Short task | Copy the data below line for line, without changing anything.

::: Materials provided

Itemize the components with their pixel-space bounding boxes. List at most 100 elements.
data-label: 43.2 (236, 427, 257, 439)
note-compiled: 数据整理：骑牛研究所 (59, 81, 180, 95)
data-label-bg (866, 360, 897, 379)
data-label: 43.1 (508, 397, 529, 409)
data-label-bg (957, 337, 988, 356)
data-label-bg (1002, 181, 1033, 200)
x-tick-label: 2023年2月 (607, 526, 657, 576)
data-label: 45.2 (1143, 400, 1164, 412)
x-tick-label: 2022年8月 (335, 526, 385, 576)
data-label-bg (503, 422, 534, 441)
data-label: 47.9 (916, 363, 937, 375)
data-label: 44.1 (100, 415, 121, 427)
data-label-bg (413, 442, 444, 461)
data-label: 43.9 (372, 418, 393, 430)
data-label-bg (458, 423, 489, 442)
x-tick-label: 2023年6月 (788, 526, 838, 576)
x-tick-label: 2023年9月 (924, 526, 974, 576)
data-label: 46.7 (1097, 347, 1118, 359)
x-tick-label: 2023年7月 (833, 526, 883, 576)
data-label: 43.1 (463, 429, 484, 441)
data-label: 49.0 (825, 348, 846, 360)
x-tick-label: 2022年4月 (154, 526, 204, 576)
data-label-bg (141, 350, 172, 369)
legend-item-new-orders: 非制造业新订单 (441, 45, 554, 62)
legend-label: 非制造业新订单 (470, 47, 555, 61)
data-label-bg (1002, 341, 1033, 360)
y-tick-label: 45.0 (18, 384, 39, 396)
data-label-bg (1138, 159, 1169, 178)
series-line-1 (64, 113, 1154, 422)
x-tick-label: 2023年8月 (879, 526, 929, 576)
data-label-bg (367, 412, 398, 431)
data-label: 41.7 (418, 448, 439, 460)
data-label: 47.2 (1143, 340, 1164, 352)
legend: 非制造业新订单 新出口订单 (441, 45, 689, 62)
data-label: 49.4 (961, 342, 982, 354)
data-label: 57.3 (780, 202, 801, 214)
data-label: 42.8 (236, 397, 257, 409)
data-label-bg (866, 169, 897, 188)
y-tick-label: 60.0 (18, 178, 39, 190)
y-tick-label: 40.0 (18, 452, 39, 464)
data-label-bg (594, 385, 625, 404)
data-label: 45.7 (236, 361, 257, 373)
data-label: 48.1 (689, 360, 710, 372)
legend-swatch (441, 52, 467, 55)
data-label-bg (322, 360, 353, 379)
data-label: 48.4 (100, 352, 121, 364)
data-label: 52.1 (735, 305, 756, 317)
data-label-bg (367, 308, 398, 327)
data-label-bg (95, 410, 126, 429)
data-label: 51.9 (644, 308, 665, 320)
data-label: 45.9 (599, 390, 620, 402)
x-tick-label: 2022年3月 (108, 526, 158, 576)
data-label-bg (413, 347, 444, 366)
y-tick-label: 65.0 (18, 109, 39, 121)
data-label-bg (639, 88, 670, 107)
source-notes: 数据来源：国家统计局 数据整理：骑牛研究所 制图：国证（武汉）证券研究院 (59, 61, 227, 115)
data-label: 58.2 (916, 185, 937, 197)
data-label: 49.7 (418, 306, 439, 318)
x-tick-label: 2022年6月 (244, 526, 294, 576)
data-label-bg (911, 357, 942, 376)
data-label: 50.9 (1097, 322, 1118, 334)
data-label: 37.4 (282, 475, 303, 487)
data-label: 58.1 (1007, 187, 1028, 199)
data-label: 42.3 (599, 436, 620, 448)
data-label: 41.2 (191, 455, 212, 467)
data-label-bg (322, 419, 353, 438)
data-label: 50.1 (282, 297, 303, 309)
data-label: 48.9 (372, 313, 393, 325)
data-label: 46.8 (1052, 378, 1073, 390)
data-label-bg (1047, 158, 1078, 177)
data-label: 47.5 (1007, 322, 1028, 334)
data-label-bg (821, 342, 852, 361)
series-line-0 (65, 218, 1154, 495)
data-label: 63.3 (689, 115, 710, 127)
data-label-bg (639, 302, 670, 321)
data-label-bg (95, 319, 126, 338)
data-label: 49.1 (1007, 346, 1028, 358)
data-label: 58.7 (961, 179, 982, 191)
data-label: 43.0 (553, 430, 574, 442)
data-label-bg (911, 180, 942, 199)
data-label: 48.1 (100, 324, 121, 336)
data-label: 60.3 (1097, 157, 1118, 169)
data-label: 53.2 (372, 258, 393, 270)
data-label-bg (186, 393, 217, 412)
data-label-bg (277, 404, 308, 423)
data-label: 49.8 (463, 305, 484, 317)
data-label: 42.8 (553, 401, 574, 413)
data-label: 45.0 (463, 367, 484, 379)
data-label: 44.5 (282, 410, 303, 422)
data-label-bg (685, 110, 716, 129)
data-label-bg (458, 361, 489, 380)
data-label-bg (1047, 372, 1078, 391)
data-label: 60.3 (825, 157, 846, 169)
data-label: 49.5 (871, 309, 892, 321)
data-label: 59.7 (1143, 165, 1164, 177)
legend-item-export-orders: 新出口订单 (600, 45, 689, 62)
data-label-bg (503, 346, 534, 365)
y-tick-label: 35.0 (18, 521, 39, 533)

::::::

In response |
Itemize the components with their pixel-space bounding boxes. List at most 100 elements.
data-label: 43.2 (236, 427, 257, 439)
note-compiled: 数据整理：骑牛研究所 (59, 81, 180, 95)
data-label-bg (866, 360, 897, 379)
data-label: 43.1 (508, 397, 529, 409)
data-label-bg (957, 337, 988, 356)
data-label-bg (1002, 181, 1033, 200)
x-tick-label: 2023年2月 (607, 526, 657, 576)
data-label: 45.2 (1143, 400, 1164, 412)
x-tick-label: 2022年8月 (335, 526, 385, 576)
data-label-bg (503, 422, 534, 441)
data-label: 47.9 (916, 363, 937, 375)
data-label: 44.1 (100, 415, 121, 427)
data-label-bg (413, 442, 444, 461)
data-label: 43.9 (372, 418, 393, 430)
data-label-bg (458, 423, 489, 442)
x-tick-label: 2023年6月 (788, 526, 838, 576)
x-tick-label: 2023年9月 (924, 526, 974, 576)
data-label: 46.7 (1097, 347, 1118, 359)
x-tick-label: 2023年7月 (833, 526, 883, 576)
data-label: 43.1 (463, 429, 484, 441)
data-label: 49.0 (825, 348, 846, 360)
x-tick-label: 2022年4月 (154, 526, 204, 576)
data-label-bg (141, 350, 172, 369)
legend-item-new-orders: 非制造业新订单 (441, 45, 554, 62)
legend-label: 非制造业新订单 (470, 47, 555, 61)
data-label-bg (1002, 341, 1033, 360)
y-tick-label: 45.0 (18, 384, 39, 396)
data-label-bg (1138, 159, 1169, 178)
series-line-1 (64, 113, 1154, 422)
x-tick-label: 2023年8月 (879, 526, 929, 576)
data-label-bg (367, 412, 398, 431)
data-label: 41.7 (418, 448, 439, 460)
data-label: 47.2 (1143, 340, 1164, 352)
legend: 非制造业新订单 新出口订单 (441, 45, 689, 62)
data-label: 49.4 (961, 342, 982, 354)
data-label: 57.3 (780, 202, 801, 214)
data-label: 42.8 (236, 397, 257, 409)
data-label-bg (866, 169, 897, 188)
y-tick-label: 60.0 (18, 178, 39, 190)
y-tick-label: 40.0 (18, 452, 39, 464)
data-label-bg (594, 385, 625, 404)
data-label: 45.7 (236, 361, 257, 373)
data-label: 48.1 (689, 360, 710, 372)
legend-swatch (441, 52, 467, 55)
data-label-bg (322, 360, 353, 379)
data-label: 48.4 (100, 352, 121, 364)
data-label: 52.1 (735, 305, 756, 317)
data-label-bg (367, 308, 398, 327)
data-label-bg (95, 410, 126, 429)
data-label: 51.9 (644, 308, 665, 320)
data-label: 45.9 (599, 390, 620, 402)
x-tick-label: 2022年3月 (108, 526, 158, 576)
data-label-bg (413, 347, 444, 366)
y-tick-label: 65.0 (18, 109, 39, 121)
data-label-bg (639, 88, 670, 107)
source-notes: 数据来源：国家统计局 数据整理：骑牛研究所 制图：国证（武汉）证券研究院 (59, 61, 227, 115)
data-label: 58.2 (916, 185, 937, 197)
data-label: 49.7 (418, 306, 439, 318)
x-tick-label: 2022年6月 (244, 526, 294, 576)
data-label-bg (911, 357, 942, 376)
data-label: 50.9 (1097, 322, 1118, 334)
data-label: 37.4 (282, 475, 303, 487)
data-label: 58.1 (1007, 187, 1028, 199)
data-label: 42.3 (599, 436, 620, 448)
data-label: 41.2 (191, 455, 212, 467)
data-label-bg (322, 419, 353, 438)
data-label: 50.1 (282, 297, 303, 309)
data-label: 48.9 (372, 313, 393, 325)
data-label: 46.8 (1052, 378, 1073, 390)
data-label-bg (1047, 158, 1078, 177)
data-label: 47.5 (1007, 322, 1028, 334)
data-label-bg (821, 342, 852, 361)
series-line-0 (65, 218, 1154, 495)
data-label: 63.3 (689, 115, 710, 127)
data-label-bg (639, 302, 670, 321)
data-label-bg (95, 319, 126, 338)
data-label: 49.1 (1007, 346, 1028, 358)
data-label: 58.7 (961, 179, 982, 191)
data-label: 43.0 (553, 430, 574, 442)
data-label-bg (911, 180, 942, 199)
data-label: 48.1 (100, 324, 121, 336)
data-label: 60.3 (1097, 157, 1118, 169)
data-label: 53.2 (372, 258, 393, 270)
data-label-bg (186, 393, 217, 412)
data-label-bg (277, 404, 308, 423)
data-label: 49.8 (463, 305, 484, 317)
data-label: 42.8 (553, 401, 574, 413)
data-label: 45.0 (463, 367, 484, 379)
data-label: 44.5 (282, 410, 303, 422)
data-label-bg (685, 110, 716, 129)
data-label-bg (458, 361, 489, 380)
data-label-bg (1047, 372, 1078, 391)
data-label: 60.3 (825, 157, 846, 169)
data-label: 49.5 (871, 309, 892, 321)
data-label: 59.7 (1143, 165, 1164, 177)
legend-item-export-orders: 新出口订单 (600, 45, 689, 62)
data-label-bg (503, 346, 534, 365)
y-tick-label: 35.0 (18, 521, 39, 533)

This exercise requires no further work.